— start of DATASET CONTENT —

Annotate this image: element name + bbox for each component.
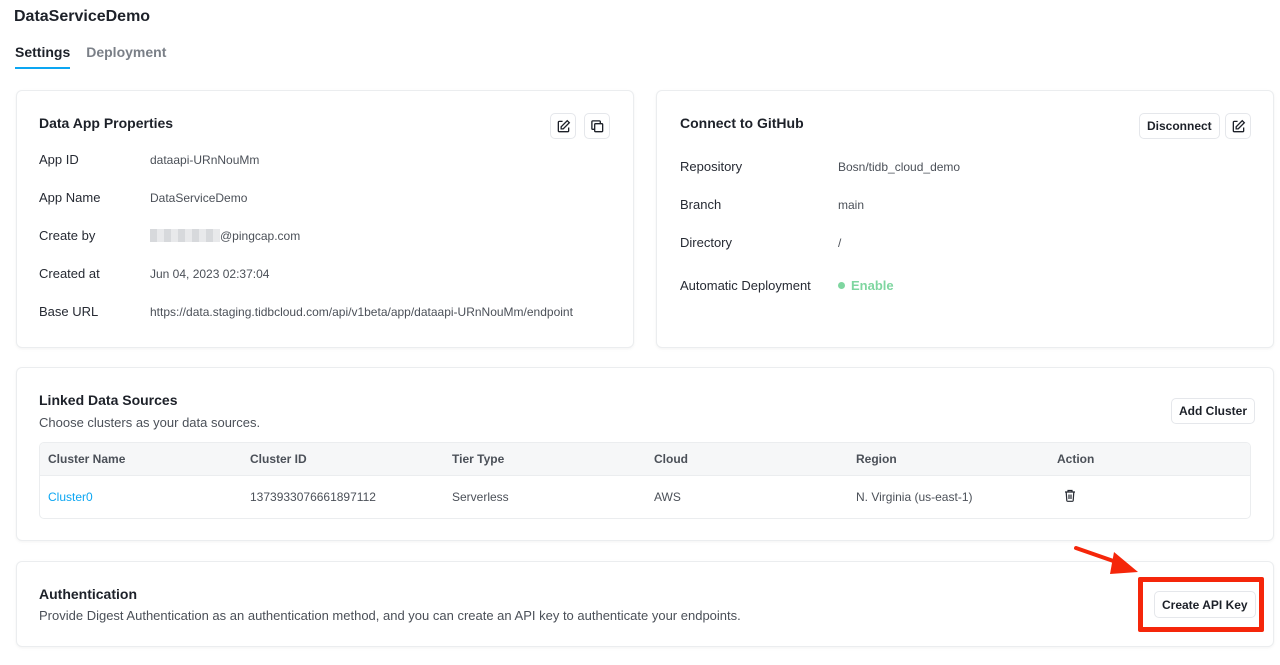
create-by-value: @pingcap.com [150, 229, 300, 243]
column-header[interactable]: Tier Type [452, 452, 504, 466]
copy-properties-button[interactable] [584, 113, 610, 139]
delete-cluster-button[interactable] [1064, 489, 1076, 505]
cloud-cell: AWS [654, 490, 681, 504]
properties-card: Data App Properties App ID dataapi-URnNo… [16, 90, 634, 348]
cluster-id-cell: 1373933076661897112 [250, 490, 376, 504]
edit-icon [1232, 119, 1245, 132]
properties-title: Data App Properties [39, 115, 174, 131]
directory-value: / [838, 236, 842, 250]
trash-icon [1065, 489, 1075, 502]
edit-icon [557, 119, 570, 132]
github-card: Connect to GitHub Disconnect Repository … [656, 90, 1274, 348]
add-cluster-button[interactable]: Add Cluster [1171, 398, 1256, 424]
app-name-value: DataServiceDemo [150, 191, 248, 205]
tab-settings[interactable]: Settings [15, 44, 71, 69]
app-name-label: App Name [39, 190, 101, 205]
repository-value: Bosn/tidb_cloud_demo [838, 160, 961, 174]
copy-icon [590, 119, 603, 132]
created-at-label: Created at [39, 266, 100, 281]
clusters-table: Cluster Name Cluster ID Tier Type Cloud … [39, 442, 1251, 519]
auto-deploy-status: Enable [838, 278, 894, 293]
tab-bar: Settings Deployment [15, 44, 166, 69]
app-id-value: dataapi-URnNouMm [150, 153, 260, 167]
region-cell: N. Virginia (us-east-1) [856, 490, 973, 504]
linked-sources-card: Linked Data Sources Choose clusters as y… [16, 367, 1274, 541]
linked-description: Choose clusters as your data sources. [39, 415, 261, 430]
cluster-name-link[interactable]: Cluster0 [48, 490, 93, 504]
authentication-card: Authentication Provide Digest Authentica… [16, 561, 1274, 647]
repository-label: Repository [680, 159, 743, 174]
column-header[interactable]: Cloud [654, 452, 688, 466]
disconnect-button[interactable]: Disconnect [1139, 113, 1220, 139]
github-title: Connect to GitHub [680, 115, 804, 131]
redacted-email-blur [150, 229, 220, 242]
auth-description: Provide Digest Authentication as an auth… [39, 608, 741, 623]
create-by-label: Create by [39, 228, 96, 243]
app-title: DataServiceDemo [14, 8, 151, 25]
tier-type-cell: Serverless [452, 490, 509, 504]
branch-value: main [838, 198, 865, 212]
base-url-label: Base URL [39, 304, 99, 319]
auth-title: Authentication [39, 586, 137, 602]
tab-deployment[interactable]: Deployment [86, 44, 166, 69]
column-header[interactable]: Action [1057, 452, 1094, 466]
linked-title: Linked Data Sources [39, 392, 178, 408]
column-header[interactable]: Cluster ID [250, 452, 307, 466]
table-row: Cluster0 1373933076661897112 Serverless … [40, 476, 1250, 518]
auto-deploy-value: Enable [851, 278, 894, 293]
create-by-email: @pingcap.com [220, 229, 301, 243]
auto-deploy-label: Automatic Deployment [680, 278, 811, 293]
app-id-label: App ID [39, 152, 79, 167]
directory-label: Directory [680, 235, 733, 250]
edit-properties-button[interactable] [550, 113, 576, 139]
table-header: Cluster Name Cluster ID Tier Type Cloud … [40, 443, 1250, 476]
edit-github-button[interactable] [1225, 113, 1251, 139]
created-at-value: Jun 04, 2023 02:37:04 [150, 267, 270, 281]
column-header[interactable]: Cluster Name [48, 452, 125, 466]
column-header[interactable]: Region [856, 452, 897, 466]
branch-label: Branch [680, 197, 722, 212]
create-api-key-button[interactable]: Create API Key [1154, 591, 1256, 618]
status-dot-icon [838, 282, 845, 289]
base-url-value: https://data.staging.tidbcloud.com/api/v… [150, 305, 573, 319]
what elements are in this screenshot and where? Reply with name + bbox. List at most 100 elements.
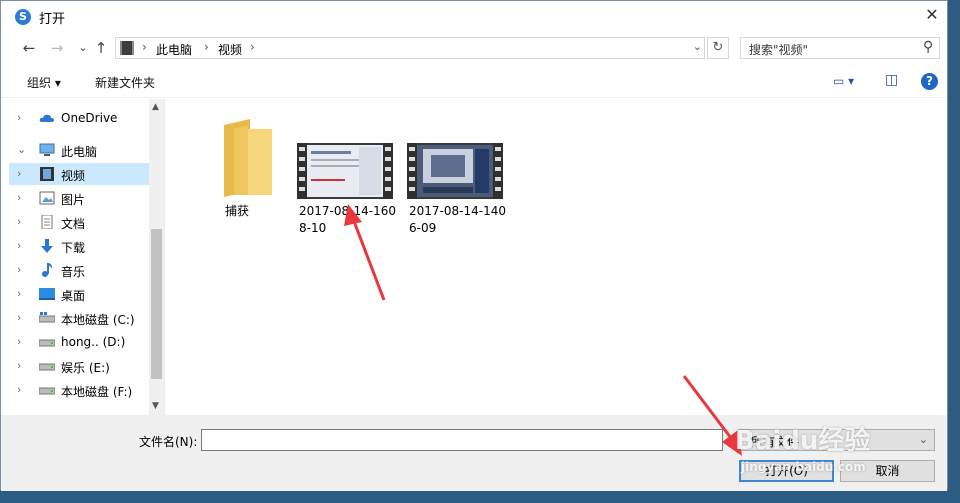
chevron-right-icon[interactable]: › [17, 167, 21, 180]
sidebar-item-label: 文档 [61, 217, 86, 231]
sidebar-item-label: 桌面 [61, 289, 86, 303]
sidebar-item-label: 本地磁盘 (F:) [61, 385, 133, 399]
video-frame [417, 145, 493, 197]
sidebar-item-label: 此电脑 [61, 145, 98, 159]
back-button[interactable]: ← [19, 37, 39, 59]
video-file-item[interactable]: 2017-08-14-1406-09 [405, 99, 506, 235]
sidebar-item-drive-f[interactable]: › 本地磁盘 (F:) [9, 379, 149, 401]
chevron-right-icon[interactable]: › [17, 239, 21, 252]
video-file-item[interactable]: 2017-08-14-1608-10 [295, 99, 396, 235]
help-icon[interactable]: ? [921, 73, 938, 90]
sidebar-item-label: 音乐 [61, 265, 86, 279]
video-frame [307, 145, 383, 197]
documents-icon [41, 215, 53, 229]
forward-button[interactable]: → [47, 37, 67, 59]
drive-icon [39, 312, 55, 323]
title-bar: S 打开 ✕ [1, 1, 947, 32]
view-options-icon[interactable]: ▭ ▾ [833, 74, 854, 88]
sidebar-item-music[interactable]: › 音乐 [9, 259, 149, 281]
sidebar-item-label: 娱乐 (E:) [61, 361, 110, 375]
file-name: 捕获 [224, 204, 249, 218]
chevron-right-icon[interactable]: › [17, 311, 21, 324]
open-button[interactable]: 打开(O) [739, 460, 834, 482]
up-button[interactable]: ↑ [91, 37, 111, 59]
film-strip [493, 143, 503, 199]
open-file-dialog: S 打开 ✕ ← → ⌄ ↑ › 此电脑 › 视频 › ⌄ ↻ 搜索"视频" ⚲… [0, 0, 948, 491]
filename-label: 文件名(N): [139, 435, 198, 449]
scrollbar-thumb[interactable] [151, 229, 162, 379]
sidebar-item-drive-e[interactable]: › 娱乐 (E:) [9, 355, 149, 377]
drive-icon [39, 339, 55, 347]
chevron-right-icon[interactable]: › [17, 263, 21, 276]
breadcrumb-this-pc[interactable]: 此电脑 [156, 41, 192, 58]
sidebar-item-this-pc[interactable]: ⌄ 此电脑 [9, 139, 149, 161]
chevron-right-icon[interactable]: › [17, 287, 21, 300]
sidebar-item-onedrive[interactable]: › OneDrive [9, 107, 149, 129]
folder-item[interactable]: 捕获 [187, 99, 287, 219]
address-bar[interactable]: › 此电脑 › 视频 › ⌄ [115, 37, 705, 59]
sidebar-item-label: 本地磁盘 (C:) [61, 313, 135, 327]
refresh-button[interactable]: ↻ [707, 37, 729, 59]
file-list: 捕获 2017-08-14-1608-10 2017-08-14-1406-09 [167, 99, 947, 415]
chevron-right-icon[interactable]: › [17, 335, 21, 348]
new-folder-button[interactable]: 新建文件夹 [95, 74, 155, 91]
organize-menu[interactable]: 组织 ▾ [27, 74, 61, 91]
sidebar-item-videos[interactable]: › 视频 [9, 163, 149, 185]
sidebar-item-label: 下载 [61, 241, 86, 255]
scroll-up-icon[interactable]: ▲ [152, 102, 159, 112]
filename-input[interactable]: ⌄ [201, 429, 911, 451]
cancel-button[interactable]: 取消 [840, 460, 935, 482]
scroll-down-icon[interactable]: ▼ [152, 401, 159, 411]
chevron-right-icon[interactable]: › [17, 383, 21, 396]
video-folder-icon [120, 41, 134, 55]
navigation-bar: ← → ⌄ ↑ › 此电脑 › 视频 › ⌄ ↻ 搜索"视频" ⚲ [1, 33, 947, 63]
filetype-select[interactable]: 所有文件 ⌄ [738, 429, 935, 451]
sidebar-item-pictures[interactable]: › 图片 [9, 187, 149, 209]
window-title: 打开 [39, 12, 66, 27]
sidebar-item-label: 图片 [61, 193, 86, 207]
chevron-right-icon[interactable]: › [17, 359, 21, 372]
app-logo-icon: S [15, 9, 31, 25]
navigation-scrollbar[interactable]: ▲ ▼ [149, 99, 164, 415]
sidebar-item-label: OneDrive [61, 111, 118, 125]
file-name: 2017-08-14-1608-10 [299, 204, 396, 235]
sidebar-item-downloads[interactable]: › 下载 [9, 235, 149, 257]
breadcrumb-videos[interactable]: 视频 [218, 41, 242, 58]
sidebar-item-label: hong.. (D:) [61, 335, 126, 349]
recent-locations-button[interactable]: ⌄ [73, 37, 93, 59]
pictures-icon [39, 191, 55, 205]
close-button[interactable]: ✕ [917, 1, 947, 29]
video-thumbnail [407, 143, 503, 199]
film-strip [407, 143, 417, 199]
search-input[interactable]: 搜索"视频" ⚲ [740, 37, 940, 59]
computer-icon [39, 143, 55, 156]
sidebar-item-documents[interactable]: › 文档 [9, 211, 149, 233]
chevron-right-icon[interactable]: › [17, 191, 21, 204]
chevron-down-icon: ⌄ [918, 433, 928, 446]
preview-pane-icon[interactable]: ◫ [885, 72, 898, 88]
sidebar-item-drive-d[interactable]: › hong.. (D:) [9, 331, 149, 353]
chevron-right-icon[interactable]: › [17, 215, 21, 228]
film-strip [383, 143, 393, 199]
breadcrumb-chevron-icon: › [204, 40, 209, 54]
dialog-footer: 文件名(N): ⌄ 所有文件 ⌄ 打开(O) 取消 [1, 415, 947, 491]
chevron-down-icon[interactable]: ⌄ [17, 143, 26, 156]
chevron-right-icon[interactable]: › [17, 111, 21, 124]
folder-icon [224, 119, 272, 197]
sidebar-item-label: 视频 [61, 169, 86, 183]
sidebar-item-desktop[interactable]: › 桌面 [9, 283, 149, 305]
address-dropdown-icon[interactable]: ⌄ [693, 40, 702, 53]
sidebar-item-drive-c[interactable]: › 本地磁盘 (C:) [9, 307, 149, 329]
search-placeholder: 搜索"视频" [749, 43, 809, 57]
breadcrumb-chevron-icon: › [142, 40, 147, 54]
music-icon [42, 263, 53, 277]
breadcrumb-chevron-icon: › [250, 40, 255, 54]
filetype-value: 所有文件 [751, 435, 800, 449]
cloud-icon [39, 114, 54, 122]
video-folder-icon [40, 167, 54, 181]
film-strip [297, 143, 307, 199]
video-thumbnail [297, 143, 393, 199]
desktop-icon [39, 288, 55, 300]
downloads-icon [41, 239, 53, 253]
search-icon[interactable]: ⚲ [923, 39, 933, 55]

— end of DATASET CONTENT —

WHAT YOU ARE ASKED TO DO:
Rewrite everything from the line containing "create-by-value: @pingcap.com [150, 229, 300, 243]" down to the line containing "add-cluster-button[interactable]: Add Cluster", swapping "edit-icon" for "pencil-icon" and leaving the rest unchanged.

EXPECTED OUTPUT:
create-by-value: @pingcap.com [150, 229, 300, 243]
column-header[interactable]: Tier Type [452, 452, 504, 466]
copy-properties-button[interactable] [584, 113, 610, 139]
delete-cluster-button[interactable] [1064, 489, 1076, 505]
cloud-cell: AWS [654, 490, 681, 504]
properties-card: Data App Properties App ID dataapi-URnNo… [16, 90, 634, 348]
cluster-id-cell: 1373933076661897112 [250, 490, 376, 504]
pencil-icon [1232, 119, 1245, 132]
properties-title: Data App Properties [39, 115, 174, 131]
directory-value: / [838, 236, 842, 250]
trash-icon [1065, 489, 1075, 502]
pencil-icon [557, 119, 570, 132]
github-card: Connect to GitHub Disconnect Repository … [656, 90, 1274, 348]
add-cluster-button[interactable]: Add Cluster [1171, 398, 1256, 424]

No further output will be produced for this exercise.